▶ [SET EXERCISE] Every line below should be copied exactly; drop the pictures.

[Entries taken from a collection]
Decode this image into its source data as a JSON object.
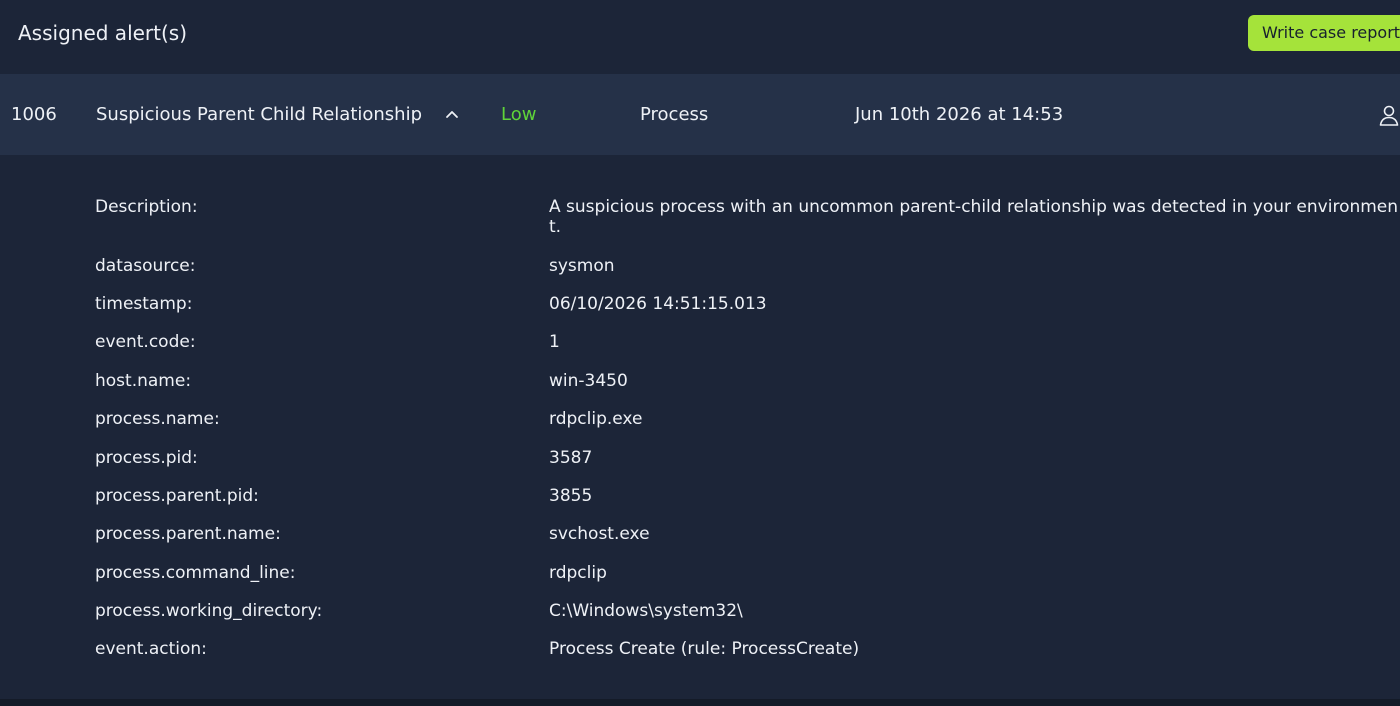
{
  "header": {
    "title": "Assigned alert(s)",
    "report_button_label": "Write case report"
  },
  "alert": {
    "id": "1006",
    "name": "Suspicious Parent Child Relationship",
    "severity": "Low",
    "type": "Process",
    "time": "Jun 10th 2026 at 14:53"
  },
  "details": [
    {
      "key": "Description:",
      "value": "A suspicious process with an uncommon parent-child relationship was detected in your environment."
    },
    {
      "key": "datasource:",
      "value": "sysmon"
    },
    {
      "key": "timestamp:",
      "value": "06/10/2026 14:51:15.013"
    },
    {
      "key": "event.code:",
      "value": "1"
    },
    {
      "key": "host.name:",
      "value": "win-3450"
    },
    {
      "key": "process.name:",
      "value": "rdpclip.exe"
    },
    {
      "key": "process.pid:",
      "value": "3587"
    },
    {
      "key": "process.parent.pid:",
      "value": "3855"
    },
    {
      "key": "process.parent.name:",
      "value": "svchost.exe"
    },
    {
      "key": "process.command_line:",
      "value": "rdpclip"
    },
    {
      "key": "process.working_directory:",
      "value": "C:\\Windows\\system32\\"
    },
    {
      "key": "event.action:",
      "value": "Process Create (rule: ProcessCreate)"
    }
  ],
  "colors": {
    "background": "#1c2538",
    "row_background": "#253148",
    "accent_button": "#a5e33a",
    "severity_low": "#5fd339"
  },
  "icons": {
    "expand": "chevron-up-icon",
    "assignee": "user-icon"
  }
}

▶ [CORRECT ANSWER]
Decode this image into its source data as a JSON object.
{
  "header": {
    "title": "Assigned alert(s)",
    "report_button_label": "Write case report"
  },
  "alert": {
    "id": "1006",
    "name": "Suspicious Parent Child Relationship",
    "severity": "Low",
    "type": "Process",
    "time": "Jun 10th 2026 at 14:53"
  },
  "details": [
    {
      "key": "Description:",
      "value": "A suspicious process with an uncommon parent-child relationship was detected in your environment."
    },
    {
      "key": "datasource:",
      "value": "sysmon"
    },
    {
      "key": "timestamp:",
      "value": "06/10/2026 14:51:15.013"
    },
    {
      "key": "event.code:",
      "value": "1"
    },
    {
      "key": "host.name:",
      "value": "win-3450"
    },
    {
      "key": "process.name:",
      "value": "rdpclip.exe"
    },
    {
      "key": "process.pid:",
      "value": "3587"
    },
    {
      "key": "process.parent.pid:",
      "value": "3855"
    },
    {
      "key": "process.parent.name:",
      "value": "svchost.exe"
    },
    {
      "key": "process.command_line:",
      "value": "rdpclip"
    },
    {
      "key": "process.working_directory:",
      "value": "C:\\Windows\\system32\\"
    },
    {
      "key": "event.action:",
      "value": "Process Create (rule: ProcessCreate)"
    }
  ],
  "colors": {
    "background": "#1c2538",
    "row_background": "#253148",
    "accent_button": "#a5e33a",
    "severity_low": "#5fd339"
  },
  "icons": {
    "expand": "chevron-up-icon",
    "assignee": "user-icon"
  }
}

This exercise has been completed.